Lines of data:

________________________________________

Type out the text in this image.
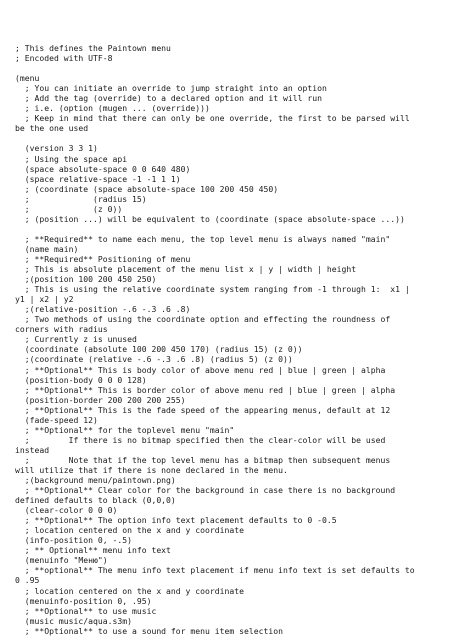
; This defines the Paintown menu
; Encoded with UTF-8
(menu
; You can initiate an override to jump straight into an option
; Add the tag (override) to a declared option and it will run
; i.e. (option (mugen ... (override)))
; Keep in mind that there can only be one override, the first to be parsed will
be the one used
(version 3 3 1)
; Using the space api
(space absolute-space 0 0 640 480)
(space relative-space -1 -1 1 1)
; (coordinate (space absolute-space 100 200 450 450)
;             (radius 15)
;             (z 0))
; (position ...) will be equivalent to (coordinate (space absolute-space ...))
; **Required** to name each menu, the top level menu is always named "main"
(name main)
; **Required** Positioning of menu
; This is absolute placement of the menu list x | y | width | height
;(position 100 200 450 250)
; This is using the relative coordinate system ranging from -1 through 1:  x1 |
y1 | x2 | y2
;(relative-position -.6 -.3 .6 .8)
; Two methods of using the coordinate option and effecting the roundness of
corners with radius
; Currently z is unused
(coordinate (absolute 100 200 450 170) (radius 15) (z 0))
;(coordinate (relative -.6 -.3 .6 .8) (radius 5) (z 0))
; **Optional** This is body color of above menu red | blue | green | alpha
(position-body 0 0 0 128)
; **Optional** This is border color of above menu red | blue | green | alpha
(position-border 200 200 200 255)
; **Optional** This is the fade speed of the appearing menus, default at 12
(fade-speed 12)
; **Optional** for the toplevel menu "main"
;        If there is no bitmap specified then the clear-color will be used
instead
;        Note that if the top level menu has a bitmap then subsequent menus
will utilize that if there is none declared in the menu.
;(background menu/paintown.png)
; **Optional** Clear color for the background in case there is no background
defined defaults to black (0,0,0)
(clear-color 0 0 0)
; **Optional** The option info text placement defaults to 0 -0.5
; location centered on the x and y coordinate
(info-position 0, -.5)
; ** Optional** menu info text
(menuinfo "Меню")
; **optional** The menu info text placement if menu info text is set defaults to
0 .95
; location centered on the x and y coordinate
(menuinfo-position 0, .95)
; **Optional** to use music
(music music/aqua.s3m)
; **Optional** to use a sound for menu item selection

________________________________________

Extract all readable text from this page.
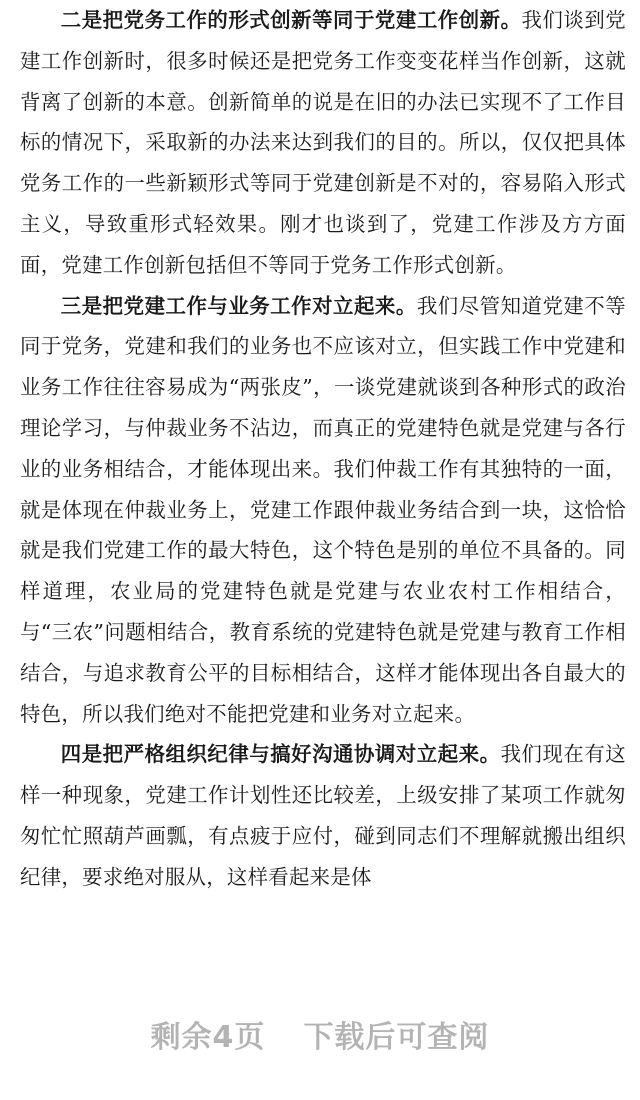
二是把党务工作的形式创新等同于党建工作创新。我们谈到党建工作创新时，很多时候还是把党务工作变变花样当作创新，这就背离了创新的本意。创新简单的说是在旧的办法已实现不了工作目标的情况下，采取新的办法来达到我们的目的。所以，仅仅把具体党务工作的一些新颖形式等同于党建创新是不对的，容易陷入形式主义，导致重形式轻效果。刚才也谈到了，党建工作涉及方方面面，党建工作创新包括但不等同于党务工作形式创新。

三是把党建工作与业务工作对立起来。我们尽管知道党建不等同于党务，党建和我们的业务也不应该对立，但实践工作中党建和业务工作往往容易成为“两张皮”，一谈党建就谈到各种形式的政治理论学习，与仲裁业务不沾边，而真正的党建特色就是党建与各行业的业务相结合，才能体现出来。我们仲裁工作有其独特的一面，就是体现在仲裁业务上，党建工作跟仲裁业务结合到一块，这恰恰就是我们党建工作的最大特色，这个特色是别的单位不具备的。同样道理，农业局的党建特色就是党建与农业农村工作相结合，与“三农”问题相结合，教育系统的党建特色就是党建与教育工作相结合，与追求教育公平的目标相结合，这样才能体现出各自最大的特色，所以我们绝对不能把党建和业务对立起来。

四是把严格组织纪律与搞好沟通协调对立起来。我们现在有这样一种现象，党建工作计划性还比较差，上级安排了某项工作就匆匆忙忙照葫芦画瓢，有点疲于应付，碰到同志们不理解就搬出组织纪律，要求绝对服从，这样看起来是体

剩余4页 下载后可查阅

________________________________________

== TASK INSTRUCTIONS ==
Copy each line of the data that contains the word "fade".

== TASK SOLUTION ==
; **Optional** This is the fade speed of the appearing menus, default at 12
(fade-speed 12)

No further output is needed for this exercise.